Assignment: The entries below are to be repeated exactly, with the pictures left out.
(Extracted records Opens)
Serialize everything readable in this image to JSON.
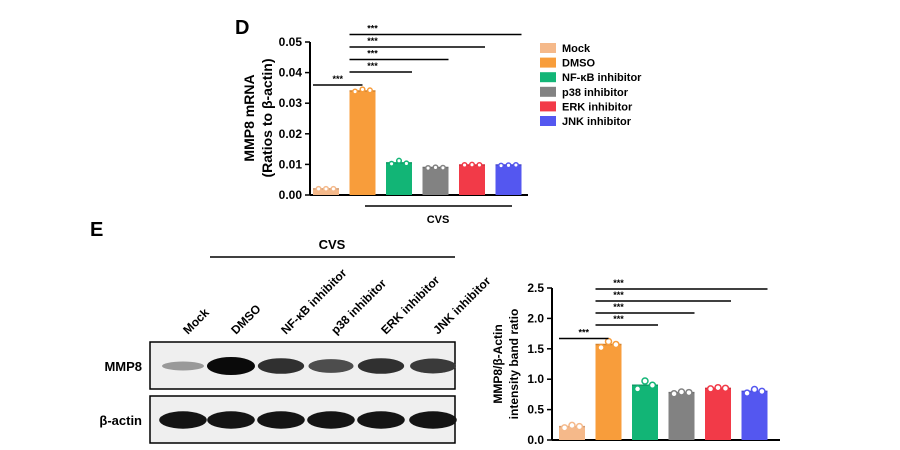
{
  "panels": {
    "d_label": "D",
    "e_label": "E"
  },
  "colors": {
    "Mock": "#f5b98a",
    "DMSO": "#f89d3b",
    "NF-κB inhibitor": "#12b576",
    "p38 inhibitor": "#828282",
    "ERK inhibitor": "#f23a48",
    "JNK inhibitor": "#5457f0"
  },
  "legend": {
    "position": "right",
    "items": [
      "Mock",
      "DMSO",
      "NF-κB inhibitor",
      "p38 inhibitor",
      "ERK inhibitor",
      "JNK inhibitor"
    ]
  },
  "chart_data": [
    {
      "type": "bar",
      "panel": "D",
      "ylabel_line1": "MMP8 mRNA",
      "ylabel_line2": "(Ratios to β-actin)",
      "categories": [
        "Mock",
        "DMSO",
        "NF-κB inhibitor",
        "p38 inhibitor",
        "ERK inhibitor",
        "JNK inhibitor"
      ],
      "values": [
        0.002,
        0.034,
        0.0105,
        0.009,
        0.0098,
        0.0098
      ],
      "points": [
        [
          0.002,
          0.002,
          0.002
        ],
        [
          0.0338,
          0.0345,
          0.0342
        ],
        [
          0.0102,
          0.0112,
          0.0103
        ],
        [
          0.0088,
          0.009,
          0.0089
        ],
        [
          0.0098,
          0.0099,
          0.0098
        ],
        [
          0.0096,
          0.0097,
          0.0098
        ]
      ],
      "ylim": [
        0,
        0.05
      ],
      "yticks": [
        "0.00",
        "0.01",
        "0.02",
        "0.03",
        "0.04",
        "0.05"
      ],
      "group_label": "CVS",
      "significance": [
        {
          "from": 0,
          "to": 1,
          "label": "***"
        },
        {
          "from": 1,
          "to": 2,
          "label": "***"
        },
        {
          "from": 1,
          "to": 3,
          "label": "***"
        },
        {
          "from": 1,
          "to": 4,
          "label": "***"
        },
        {
          "from": 1,
          "to": 5,
          "label": "***"
        }
      ]
    },
    {
      "type": "bar",
      "panel": "E",
      "ylabel_line1": "MMP8/β-Actin",
      "ylabel_line2": "intensity band ratio",
      "categories": [
        "Mock",
        "DMSO",
        "NF-κB inhibitor",
        "p38 inhibitor",
        "ERK inhibitor",
        "JNK inhibitor"
      ],
      "values": [
        0.22,
        1.57,
        0.9,
        0.78,
        0.85,
        0.8
      ],
      "points": [
        [
          0.2,
          0.24,
          0.22
        ],
        [
          1.52,
          1.62,
          1.57
        ],
        [
          0.84,
          0.97,
          0.9
        ],
        [
          0.76,
          0.79,
          0.78
        ],
        [
          0.84,
          0.86,
          0.85
        ],
        [
          0.77,
          0.83,
          0.8
        ]
      ],
      "ylim": [
        0,
        2.5
      ],
      "yticks": [
        "0.0",
        "0.5",
        "1.0",
        "1.5",
        "2.0",
        "2.5"
      ],
      "significance": [
        {
          "from": 0,
          "to": 1,
          "label": "***"
        },
        {
          "from": 1,
          "to": 2,
          "label": "***"
        },
        {
          "from": 1,
          "to": 3,
          "label": "***"
        },
        {
          "from": 1,
          "to": 4,
          "label": "***"
        },
        {
          "from": 1,
          "to": 5,
          "label": "***"
        }
      ]
    }
  ],
  "blot": {
    "group_label": "CVS",
    "lanes": [
      "Mock",
      "DMSO",
      "NF-κB inhibitor",
      "p38  inhibitor",
      "ERK inhibitor",
      "JNK inhibitor"
    ],
    "rows": [
      {
        "label": "MMP8",
        "intensity": [
          0.25,
          1.0,
          0.8,
          0.65,
          0.8,
          0.75
        ]
      },
      {
        "label": "β-actin",
        "intensity": [
          0.95,
          0.95,
          0.95,
          0.95,
          0.95,
          0.95
        ]
      }
    ]
  }
}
(Extracted records Closes)
Solved problem:
Serialize everything readable in this image to JSON.
{
  "panels": {
    "d_label": "D",
    "e_label": "E"
  },
  "colors": {
    "Mock": "#f5b98a",
    "DMSO": "#f89d3b",
    "NF-κB inhibitor": "#12b576",
    "p38 inhibitor": "#828282",
    "ERK inhibitor": "#f23a48",
    "JNK inhibitor": "#5457f0"
  },
  "legend": {
    "position": "right",
    "items": [
      "Mock",
      "DMSO",
      "NF-κB inhibitor",
      "p38 inhibitor",
      "ERK inhibitor",
      "JNK inhibitor"
    ]
  },
  "chart_data": [
    {
      "type": "bar",
      "panel": "D",
      "ylabel_line1": "MMP8 mRNA",
      "ylabel_line2": "(Ratios to β-actin)",
      "categories": [
        "Mock",
        "DMSO",
        "NF-κB inhibitor",
        "p38 inhibitor",
        "ERK inhibitor",
        "JNK inhibitor"
      ],
      "values": [
        0.002,
        0.034,
        0.0105,
        0.009,
        0.0098,
        0.0098
      ],
      "points": [
        [
          0.002,
          0.002,
          0.002
        ],
        [
          0.0338,
          0.0345,
          0.0342
        ],
        [
          0.0102,
          0.0112,
          0.0103
        ],
        [
          0.0088,
          0.009,
          0.0089
        ],
        [
          0.0098,
          0.0099,
          0.0098
        ],
        [
          0.0096,
          0.0097,
          0.0098
        ]
      ],
      "ylim": [
        0,
        0.05
      ],
      "yticks": [
        "0.00",
        "0.01",
        "0.02",
        "0.03",
        "0.04",
        "0.05"
      ],
      "group_label": "CVS",
      "significance": [
        {
          "from": 0,
          "to": 1,
          "label": "***"
        },
        {
          "from": 1,
          "to": 2,
          "label": "***"
        },
        {
          "from": 1,
          "to": 3,
          "label": "***"
        },
        {
          "from": 1,
          "to": 4,
          "label": "***"
        },
        {
          "from": 1,
          "to": 5,
          "label": "***"
        }
      ]
    },
    {
      "type": "bar",
      "panel": "E",
      "ylabel_line1": "MMP8/β-Actin",
      "ylabel_line2": "intensity band ratio",
      "categories": [
        "Mock",
        "DMSO",
        "NF-κB inhibitor",
        "p38 inhibitor",
        "ERK inhibitor",
        "JNK inhibitor"
      ],
      "values": [
        0.22,
        1.57,
        0.9,
        0.78,
        0.85,
        0.8
      ],
      "points": [
        [
          0.2,
          0.24,
          0.22
        ],
        [
          1.52,
          1.62,
          1.57
        ],
        [
          0.84,
          0.97,
          0.9
        ],
        [
          0.76,
          0.79,
          0.78
        ],
        [
          0.84,
          0.86,
          0.85
        ],
        [
          0.77,
          0.83,
          0.8
        ]
      ],
      "ylim": [
        0,
        2.5
      ],
      "yticks": [
        "0.0",
        "0.5",
        "1.0",
        "1.5",
        "2.0",
        "2.5"
      ],
      "significance": [
        {
          "from": 0,
          "to": 1,
          "label": "***"
        },
        {
          "from": 1,
          "to": 2,
          "label": "***"
        },
        {
          "from": 1,
          "to": 3,
          "label": "***"
        },
        {
          "from": 1,
          "to": 4,
          "label": "***"
        },
        {
          "from": 1,
          "to": 5,
          "label": "***"
        }
      ]
    }
  ],
  "blot": {
    "group_label": "CVS",
    "lanes": [
      "Mock",
      "DMSO",
      "NF-κB inhibitor",
      "p38  inhibitor",
      "ERK inhibitor",
      "JNK inhibitor"
    ],
    "rows": [
      {
        "label": "MMP8",
        "intensity": [
          0.25,
          1.0,
          0.8,
          0.65,
          0.8,
          0.75
        ]
      },
      {
        "label": "β-actin",
        "intensity": [
          0.95,
          0.95,
          0.95,
          0.95,
          0.95,
          0.95
        ]
      }
    ]
  }
}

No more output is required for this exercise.